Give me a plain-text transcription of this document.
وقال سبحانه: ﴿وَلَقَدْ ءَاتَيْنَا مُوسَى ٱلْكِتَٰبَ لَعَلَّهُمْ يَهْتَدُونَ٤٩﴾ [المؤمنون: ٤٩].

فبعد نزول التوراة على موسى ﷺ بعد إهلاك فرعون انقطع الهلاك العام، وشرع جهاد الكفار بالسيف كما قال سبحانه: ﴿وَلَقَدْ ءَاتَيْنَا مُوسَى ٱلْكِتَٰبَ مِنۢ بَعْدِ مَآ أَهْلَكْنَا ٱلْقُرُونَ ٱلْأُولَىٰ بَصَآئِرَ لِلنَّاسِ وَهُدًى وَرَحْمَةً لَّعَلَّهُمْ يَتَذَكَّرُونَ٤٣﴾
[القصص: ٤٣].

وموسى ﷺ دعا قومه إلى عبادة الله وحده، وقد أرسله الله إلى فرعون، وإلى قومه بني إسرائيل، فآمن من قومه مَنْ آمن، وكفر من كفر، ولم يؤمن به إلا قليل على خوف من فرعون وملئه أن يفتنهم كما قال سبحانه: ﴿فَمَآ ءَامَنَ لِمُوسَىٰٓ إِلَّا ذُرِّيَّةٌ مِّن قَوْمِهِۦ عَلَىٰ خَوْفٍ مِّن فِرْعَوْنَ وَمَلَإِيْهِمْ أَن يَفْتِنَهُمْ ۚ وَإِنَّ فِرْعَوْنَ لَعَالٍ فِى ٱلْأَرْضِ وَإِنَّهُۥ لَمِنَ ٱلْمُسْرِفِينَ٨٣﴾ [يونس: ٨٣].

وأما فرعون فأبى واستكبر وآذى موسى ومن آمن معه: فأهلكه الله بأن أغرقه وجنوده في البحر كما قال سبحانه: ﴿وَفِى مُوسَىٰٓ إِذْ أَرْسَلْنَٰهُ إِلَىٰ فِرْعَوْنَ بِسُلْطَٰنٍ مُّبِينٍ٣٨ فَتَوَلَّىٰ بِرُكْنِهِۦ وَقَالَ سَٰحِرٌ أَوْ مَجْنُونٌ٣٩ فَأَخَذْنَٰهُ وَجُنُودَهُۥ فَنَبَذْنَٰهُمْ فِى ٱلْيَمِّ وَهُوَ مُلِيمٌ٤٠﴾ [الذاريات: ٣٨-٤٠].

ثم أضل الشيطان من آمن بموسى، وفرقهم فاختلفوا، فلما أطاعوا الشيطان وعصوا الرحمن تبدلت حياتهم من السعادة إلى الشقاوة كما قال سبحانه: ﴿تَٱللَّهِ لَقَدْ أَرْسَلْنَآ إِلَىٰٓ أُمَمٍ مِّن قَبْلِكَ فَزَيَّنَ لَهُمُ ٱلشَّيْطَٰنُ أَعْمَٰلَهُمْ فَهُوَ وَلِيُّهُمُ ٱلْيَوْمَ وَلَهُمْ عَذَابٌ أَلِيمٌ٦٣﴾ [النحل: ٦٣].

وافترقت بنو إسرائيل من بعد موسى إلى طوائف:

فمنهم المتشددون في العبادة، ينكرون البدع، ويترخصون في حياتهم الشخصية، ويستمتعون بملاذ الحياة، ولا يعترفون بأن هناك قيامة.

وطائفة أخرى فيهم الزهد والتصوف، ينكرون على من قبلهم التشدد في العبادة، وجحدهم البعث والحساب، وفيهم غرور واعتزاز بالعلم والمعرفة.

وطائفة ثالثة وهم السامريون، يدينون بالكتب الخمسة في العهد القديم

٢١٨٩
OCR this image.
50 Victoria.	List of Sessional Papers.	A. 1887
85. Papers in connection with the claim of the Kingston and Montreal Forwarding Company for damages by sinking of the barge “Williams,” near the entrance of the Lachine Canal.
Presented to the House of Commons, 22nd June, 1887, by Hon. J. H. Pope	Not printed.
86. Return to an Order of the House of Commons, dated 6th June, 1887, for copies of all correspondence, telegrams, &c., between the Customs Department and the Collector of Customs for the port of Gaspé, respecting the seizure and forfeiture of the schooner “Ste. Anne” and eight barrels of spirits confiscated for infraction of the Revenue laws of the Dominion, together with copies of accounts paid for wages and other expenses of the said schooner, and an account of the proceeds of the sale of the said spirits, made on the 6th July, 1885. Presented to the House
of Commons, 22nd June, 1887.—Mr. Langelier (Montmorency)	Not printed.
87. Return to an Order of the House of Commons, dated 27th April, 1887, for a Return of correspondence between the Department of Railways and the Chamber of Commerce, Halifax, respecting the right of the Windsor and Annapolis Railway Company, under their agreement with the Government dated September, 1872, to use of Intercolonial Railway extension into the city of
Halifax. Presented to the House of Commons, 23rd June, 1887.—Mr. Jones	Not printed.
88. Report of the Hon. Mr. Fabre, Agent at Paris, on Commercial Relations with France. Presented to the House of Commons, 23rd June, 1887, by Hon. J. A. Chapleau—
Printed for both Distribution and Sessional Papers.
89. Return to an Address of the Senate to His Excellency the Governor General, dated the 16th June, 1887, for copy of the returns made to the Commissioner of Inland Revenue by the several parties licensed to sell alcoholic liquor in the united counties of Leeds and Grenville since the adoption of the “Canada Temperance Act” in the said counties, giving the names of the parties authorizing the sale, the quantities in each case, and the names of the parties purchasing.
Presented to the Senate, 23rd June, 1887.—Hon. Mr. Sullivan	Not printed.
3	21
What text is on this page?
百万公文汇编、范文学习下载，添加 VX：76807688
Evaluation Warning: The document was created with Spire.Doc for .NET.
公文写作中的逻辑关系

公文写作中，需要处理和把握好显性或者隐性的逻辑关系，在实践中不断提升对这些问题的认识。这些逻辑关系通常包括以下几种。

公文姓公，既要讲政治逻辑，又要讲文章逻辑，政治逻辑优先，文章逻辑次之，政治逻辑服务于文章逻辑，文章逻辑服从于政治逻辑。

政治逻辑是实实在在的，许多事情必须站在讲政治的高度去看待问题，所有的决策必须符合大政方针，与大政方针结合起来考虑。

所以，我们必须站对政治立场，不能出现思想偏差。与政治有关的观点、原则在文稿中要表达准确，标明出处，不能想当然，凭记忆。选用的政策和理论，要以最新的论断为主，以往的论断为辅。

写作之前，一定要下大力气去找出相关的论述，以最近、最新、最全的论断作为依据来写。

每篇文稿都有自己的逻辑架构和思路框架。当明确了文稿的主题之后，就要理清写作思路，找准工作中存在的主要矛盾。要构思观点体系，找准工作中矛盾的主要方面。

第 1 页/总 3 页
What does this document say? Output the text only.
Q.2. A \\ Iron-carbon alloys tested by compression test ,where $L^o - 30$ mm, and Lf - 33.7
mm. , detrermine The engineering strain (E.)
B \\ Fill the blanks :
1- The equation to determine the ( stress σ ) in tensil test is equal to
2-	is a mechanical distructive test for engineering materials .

### Written request
Scan the records above for the string "test", then select every line that holds it.

### Response to this exercise
Q.2. A \\ Iron-carbon alloys tested by compression test ,where $L^o - 30$ mm, and Lf - 33.7
1- The equation to determine the ( stress σ ) in tensil test is equal to
2-	is a mechanical distructive test for engineering materials .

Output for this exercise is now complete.